### [Work to complete]
Could you rewrite the records below with each "signature-line" swapped for "signature-row", keeping everything else the same and omitting the pictures?

### [Dataset content]
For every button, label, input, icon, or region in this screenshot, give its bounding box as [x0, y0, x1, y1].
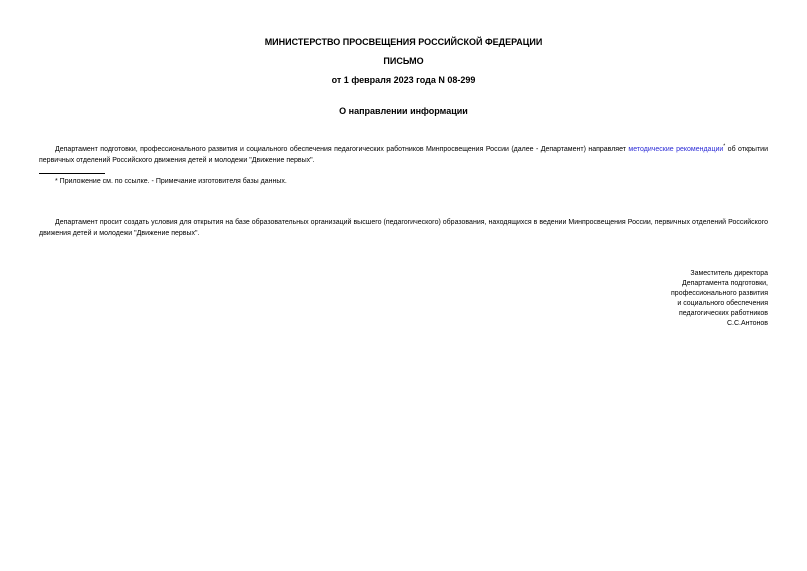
signature-line: Заместитель директора [690, 270, 768, 277]
methodical-recommendations-link[interactable]: методические рекомендации [628, 146, 724, 153]
document-type: ПИСЬМО [383, 56, 424, 66]
paragraph-1-text-end: об открытии первичных отделений Российского движения детей и молодежи "Движение первых". [39, 146, 768, 164]
footnote-marker: * [723, 143, 726, 150]
signature-line: профессионального развития [671, 290, 768, 298]
document-subject: О направлении информации [339, 106, 468, 116]
footnote-text: * Приложение см. по ссылке. - Примечание изготовителя базы данных. [55, 178, 287, 185]
body-paragraph-1 [39, 145, 768, 166]
signature-line: педагогических работников [679, 310, 768, 318]
signature-block [671, 269, 768, 330]
body-paragraph-2: Департамент просит создать условия для открытия на базе образовательных организаций высшего (педагогического) образования, находящихся в ведении Минпросвещения России, первичных отделений Российского движения детей и молодежи "Движение первых". [39, 219, 768, 237]
signatory-name: С.С.Антонов [726, 320, 768, 328]
document-date-number: от 1 февраля 2023 года N 08-299 [331, 75, 476, 85]
signature-line: Департамента подготовки, [681, 280, 768, 288]
ministry-title: МИНИСТЕРСТВО ПРОСВЕЩЕНИЯ РОССИЙСКОЙ ФЕДЕРАЦИИ [264, 37, 543, 47]
footnote-divider [39, 173, 105, 174]
paragraph-1-text-start: Департамент подготовки, профессионального развития и социального обеспечения педагогических работников Минпросвещения России (далее - Департамент) направляет [55, 146, 629, 153]
signature-line: и социального обеспечения [677, 300, 768, 308]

### [Written solution]
For every button, label, input, icon, or region in this screenshot, give its bounding box as [x0, y0, x1, y1].
signature-row: Заместитель директора [690, 270, 768, 277]
methodical-recommendations-link[interactable]: методические рекомендации [628, 146, 724, 153]
document-type: ПИСЬМО [383, 56, 424, 66]
paragraph-1-text-end: об открытии первичных отделений Российского движения детей и молодежи "Движение первых". [39, 146, 768, 164]
footnote-marker: * [723, 143, 726, 150]
signature-row: профессионального развития [671, 290, 768, 298]
document-subject: О направлении информации [339, 106, 468, 116]
footnote-text: * Приложение см. по ссылке. - Примечание изготовителя базы данных. [55, 178, 287, 185]
body-paragraph-1 [39, 145, 768, 166]
signature-row: педагогических работников [679, 310, 768, 318]
signature-block [671, 269, 768, 330]
body-paragraph-2: Департамент просит создать условия для открытия на базе образовательных организаций высшего (педагогического) образования, находящихся в ведении Минпросвещения России, первичных отделений Российского движения детей и молодежи "Движение первых". [39, 219, 768, 237]
signatory-name: С.С.Антонов [726, 320, 768, 328]
document-date-number: от 1 февраля 2023 года N 08-299 [331, 75, 476, 85]
signature-row: Департамента подготовки, [681, 280, 768, 288]
ministry-title: МИНИСТЕРСТВО ПРОСВЕЩЕНИЯ РОССИЙСКОЙ ФЕДЕРАЦИИ [264, 37, 543, 47]
footnote-divider [39, 173, 105, 174]
paragraph-1-text-start: Департамент подготовки, профессионального развития и социального обеспечения педагогических работников Минпросвещения России (далее - Департамент) направляет [55, 146, 629, 153]
signature-row: и социального обеспечения [677, 300, 768, 308]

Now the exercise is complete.